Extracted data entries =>
·····

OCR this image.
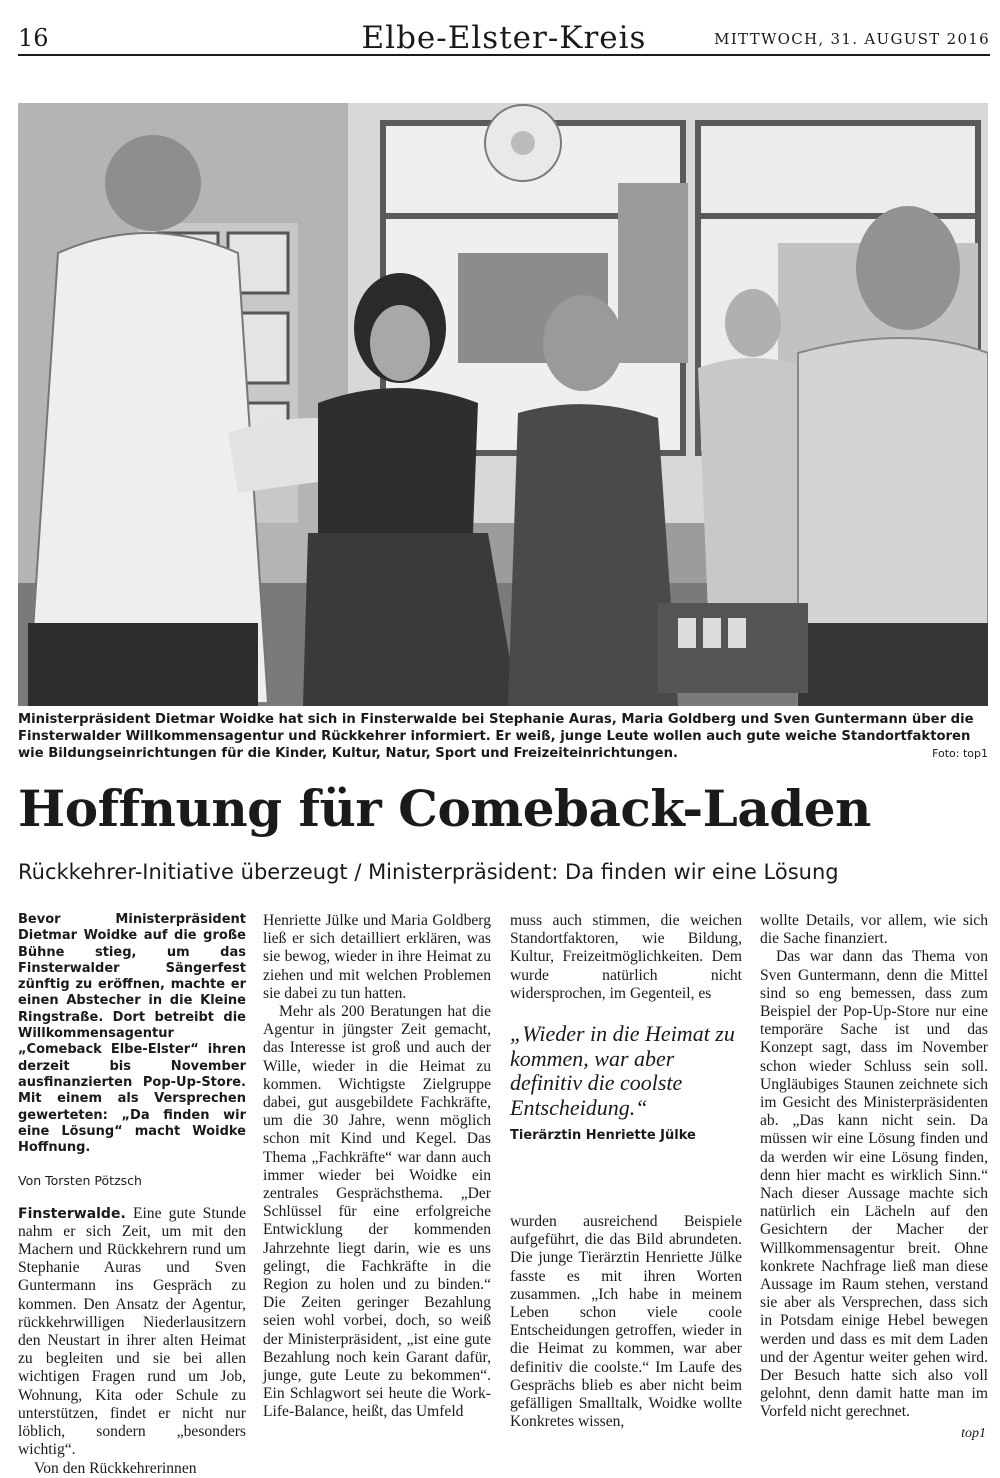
16	Elbe-Elster-Kreis	MITTWOCH, 31. AUGUST 2016
Ministerpräsident Dietmar Woidke hat sich in Finsterwalde bei Stephanie Auras, Maria Goldberg und Sven Guntermann über die Finsterwalder Willkommensagentur und Rückkehrer informiert. Er weiß, junge Leute wollen auch gute weiche Standortfaktoren wie Bildungseinrichtungen für die Kinder, Kultur, Natur, Sport und Freizeiteinrichtungen.	Foto: top1
Hoffnung für Comeback-Laden
Rückkehrer-Initiative überzeugt / Ministerpräsident: Da finden wir eine Lösung
Bevor Ministerpräsident Dietmar Woidke auf die große Bühne stieg, um das Finsterwalder Sängerfest zünftig zu eröffnen, machte er einen Abstecher in die Kleine Ringstraße. Dort betreibt die Willkommensagentur „Comeback Elbe-Elster“ ihren derzeit bis November ausfinanzierten Pop-Up-Store. Mit einem als Versprechen gewerteten: „Da finden wir eine Lösung“ macht Woidke Hoffnung.
Von Torsten Pötzsch

Finsterwalde. Eine gute Stunde nahm er sich Zeit, um mit den Machern und Rückkehrern rund um Stephanie Auras und Sven Guntermann ins Gespräch zu kommen. Den Ansatz der Agentur, rückkehrwilligen Niederlausitzern den Neustart in ihrer alten Heimat zu begleiten und sie bei allen wichtigen Fragen rund um Job, Wohnung, Kita oder Schule zu unterstützen, findet er nicht nur löblich, sondern „besonders wichtig“.

Von den Rückkehrerinnen

Henriette Jülke und Maria Goldberg ließ er sich detailliert erklären, was sie bewog, wieder in ihre Heimat zu ziehen und mit welchen Problemen sie dabei zu tun hatten.

Mehr als 200 Beratungen hat die Agentur in jüngster Zeit gemacht, das Interesse ist groß und auch der Wille, wieder in die Heimat zu kommen. Wichtigste Zielgruppe dabei, gut ausgebildete Fachkräfte, um die 30 Jahre, wenn möglich schon mit Kind und Kegel. Das Thema „Fachkräfte“ war dann auch immer wieder bei Woidke ein zentrales Gesprächsthema. „Der Schlüssel für eine erfolgreiche Entwicklung der kommenden Jahrzehnte liegt darin, wie es uns gelingt, die Fachkräfte in die Region zu holen und zu binden.“ Die Zeiten geringer Bezahlung seien wohl vorbei, doch, so weiß der Ministerpräsident, „ist eine gute Bezahlung noch kein Garant dafür, junge, gute Leute zu bekommen“. Ein Schlagwort sei heute die Work-Life-Balance, heißt, das Umfeld

muss auch stimmen, die weichen Standortfaktoren, wie Bildung, Kultur, Freizeitmöglichkeiten. Dem wurde natürlich nicht widersprochen, im Gegenteil, es

„Wieder in die Heimat zu kommen, war aber definitiv die coolste Entscheidung.“
Tierärztin Henriette Jülke

wurden ausreichend Beispiele aufgeführt, die das Bild abrundeten. Die junge Tierärztin Henriette Jülke fasste es mit ihren Worten zusammen. „Ich habe in meinem Leben schon viele coole Entscheidungen getroffen, wieder in die Heimat zu kommen, war aber definitiv die coolste.“ Im Laufe des Gesprächs blieb es aber nicht beim gefälligen Smalltalk, Woidke wollte Konkretes wissen,

wollte Details, vor allem, wie sich die Sache finanziert.

Das war dann das Thema von Sven Guntermann, denn die Mittel sind so eng bemessen, dass zum Beispiel der Pop-Up-Store nur eine temporäre Sache ist und das Konzept sagt, dass im November schon wieder Schluss sein soll. Ungläubiges Staunen zeichnete sich im Gesicht des Ministerpräsidenten ab. „Das kann nicht sein. Da müssen wir eine Lösung finden und da werden wir eine Lösung finden, denn hier macht es wirklich Sinn.“ Nach dieser Aussage machte sich natürlich ein Lächeln auf den Gesichtern der Macher der Willkommensagentur breit. Ohne konkrete Nachfrage ließ man diese Aussage im Raum stehen, verstand sie aber als Versprechen, dass sich in Potsdam einige Hebel bewegen werden und dass es mit dem Laden und der Agentur weiter gehen wird. Der Besuch hatte sich also voll gelohnt, denn damit hatte man im Vorfeld nicht gerechnet.

top1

·····

Problem details =>
Write out every line of the listing that holds the word "Tierärztin".

Answer for the task =>
Tierärztin Henriette Jülke
wurden ausreichend Beispiele aufgeführt, die das Bild abrundeten. Die junge Tierärztin Henriette Jülke fasste es mit ihren Worten zusammen. „Ich habe in meinem Leben schon viele coole Entscheidungen getroffen, wieder in die Heimat zu kommen, war aber definitiv die coolste.“ Im Laufe des Gesprächs blieb es aber nicht beim gefälligen Smalltalk, Woidke wollte Konkretes wissen,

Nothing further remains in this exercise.